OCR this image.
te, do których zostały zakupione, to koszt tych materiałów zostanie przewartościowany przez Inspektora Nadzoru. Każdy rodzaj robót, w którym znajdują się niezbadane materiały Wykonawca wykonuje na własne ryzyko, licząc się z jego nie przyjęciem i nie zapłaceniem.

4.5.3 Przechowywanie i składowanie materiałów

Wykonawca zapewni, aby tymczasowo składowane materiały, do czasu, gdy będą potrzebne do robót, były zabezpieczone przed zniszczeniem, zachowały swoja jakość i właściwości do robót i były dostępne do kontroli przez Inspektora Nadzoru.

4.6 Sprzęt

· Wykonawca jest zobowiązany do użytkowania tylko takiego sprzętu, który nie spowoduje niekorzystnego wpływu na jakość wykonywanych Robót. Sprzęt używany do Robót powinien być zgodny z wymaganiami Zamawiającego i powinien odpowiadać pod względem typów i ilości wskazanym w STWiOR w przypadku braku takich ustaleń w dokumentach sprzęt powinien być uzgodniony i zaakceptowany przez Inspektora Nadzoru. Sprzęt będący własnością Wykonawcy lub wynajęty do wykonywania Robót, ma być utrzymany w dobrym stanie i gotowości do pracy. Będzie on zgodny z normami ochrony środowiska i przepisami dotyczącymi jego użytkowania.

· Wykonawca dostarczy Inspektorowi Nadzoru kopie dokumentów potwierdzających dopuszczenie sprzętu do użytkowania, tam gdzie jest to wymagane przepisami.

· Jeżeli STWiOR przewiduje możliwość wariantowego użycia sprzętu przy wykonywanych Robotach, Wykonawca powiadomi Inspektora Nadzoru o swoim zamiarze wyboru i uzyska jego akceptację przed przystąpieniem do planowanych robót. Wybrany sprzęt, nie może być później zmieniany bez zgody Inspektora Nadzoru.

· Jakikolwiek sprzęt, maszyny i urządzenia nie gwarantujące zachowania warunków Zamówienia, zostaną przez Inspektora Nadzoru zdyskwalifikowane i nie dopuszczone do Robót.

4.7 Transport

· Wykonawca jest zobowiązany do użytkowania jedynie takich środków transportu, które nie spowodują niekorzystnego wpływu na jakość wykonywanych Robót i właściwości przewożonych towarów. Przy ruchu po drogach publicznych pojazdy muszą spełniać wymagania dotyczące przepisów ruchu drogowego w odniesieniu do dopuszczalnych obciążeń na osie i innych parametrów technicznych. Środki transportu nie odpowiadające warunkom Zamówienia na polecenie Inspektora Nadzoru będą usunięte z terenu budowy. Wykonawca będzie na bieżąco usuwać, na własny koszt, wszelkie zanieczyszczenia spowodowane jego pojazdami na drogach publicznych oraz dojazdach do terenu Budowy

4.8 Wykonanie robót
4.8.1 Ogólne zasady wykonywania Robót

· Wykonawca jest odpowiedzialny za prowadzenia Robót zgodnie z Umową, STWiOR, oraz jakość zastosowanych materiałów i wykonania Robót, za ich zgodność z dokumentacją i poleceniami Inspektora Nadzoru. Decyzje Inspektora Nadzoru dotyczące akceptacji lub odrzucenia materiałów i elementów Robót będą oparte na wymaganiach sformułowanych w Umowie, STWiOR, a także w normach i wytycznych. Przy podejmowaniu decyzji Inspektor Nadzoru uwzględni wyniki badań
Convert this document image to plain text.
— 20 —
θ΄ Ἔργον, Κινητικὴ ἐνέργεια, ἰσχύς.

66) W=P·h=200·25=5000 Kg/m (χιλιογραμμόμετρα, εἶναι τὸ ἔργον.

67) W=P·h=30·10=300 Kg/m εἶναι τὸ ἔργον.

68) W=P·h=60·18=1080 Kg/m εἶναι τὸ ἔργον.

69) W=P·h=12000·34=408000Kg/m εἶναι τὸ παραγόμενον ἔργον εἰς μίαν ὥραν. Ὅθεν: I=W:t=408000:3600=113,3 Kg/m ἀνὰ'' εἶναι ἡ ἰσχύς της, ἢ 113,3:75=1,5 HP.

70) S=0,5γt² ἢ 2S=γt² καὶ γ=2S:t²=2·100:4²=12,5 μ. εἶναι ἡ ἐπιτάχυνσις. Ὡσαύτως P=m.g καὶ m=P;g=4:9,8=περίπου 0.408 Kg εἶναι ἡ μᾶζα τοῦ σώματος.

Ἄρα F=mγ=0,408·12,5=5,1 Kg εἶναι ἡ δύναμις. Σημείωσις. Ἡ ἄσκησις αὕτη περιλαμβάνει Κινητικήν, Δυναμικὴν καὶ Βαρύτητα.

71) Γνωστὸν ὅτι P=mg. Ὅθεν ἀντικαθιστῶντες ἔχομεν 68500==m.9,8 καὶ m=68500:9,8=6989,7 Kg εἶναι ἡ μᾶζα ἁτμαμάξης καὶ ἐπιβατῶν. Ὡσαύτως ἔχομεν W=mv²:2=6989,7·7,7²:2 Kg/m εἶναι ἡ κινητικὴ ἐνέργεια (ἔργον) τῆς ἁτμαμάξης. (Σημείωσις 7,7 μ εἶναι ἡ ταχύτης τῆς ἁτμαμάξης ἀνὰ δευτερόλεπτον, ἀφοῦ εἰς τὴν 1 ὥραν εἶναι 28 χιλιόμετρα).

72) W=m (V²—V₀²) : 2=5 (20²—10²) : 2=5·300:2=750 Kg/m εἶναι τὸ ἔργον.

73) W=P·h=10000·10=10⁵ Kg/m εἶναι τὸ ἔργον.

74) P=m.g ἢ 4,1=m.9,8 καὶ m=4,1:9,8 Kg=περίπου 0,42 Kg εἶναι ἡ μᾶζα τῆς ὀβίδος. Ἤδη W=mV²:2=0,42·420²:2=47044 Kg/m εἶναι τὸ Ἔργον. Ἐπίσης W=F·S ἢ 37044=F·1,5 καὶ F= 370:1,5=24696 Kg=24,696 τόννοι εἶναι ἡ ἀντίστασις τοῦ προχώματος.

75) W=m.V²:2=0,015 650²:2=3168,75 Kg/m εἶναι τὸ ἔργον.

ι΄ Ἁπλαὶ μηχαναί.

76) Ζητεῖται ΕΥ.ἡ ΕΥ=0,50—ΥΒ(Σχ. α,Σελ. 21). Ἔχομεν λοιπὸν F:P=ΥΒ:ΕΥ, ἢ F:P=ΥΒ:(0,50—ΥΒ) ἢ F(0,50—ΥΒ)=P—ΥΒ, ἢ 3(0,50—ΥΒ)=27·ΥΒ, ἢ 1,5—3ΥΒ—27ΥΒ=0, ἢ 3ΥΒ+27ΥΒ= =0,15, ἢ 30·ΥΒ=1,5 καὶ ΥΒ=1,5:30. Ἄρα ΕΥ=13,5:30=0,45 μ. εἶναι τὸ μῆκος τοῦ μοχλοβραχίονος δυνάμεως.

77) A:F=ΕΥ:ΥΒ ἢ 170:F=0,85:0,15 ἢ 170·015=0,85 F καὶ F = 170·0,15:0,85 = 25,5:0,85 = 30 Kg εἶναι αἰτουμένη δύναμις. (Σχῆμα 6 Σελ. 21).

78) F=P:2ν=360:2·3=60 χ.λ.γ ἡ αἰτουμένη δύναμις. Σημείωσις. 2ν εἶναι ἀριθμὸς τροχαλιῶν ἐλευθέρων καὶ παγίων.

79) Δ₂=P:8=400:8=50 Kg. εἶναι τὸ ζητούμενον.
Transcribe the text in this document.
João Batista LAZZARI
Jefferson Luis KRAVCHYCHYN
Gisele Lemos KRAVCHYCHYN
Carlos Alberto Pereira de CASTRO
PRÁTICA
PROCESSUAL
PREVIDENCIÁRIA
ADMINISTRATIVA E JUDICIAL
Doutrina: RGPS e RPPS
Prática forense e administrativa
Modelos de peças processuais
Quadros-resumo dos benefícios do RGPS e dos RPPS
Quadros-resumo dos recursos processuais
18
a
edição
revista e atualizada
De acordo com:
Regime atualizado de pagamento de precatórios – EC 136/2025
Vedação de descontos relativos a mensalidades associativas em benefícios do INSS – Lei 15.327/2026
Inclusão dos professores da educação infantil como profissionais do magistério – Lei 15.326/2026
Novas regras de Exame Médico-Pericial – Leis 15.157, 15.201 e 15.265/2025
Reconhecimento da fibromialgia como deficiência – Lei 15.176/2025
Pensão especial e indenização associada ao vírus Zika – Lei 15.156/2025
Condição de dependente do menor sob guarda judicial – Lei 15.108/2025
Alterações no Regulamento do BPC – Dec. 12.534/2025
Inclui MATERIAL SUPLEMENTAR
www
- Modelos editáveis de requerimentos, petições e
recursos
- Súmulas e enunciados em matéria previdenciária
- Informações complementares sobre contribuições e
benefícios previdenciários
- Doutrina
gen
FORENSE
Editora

> _REQUIRED TASK_:
Look through the material and copy each line that has "this".

> _FINAL RESULT_:
OCR this image.
Convert this document image to plain text.
Transcribe the text in this document.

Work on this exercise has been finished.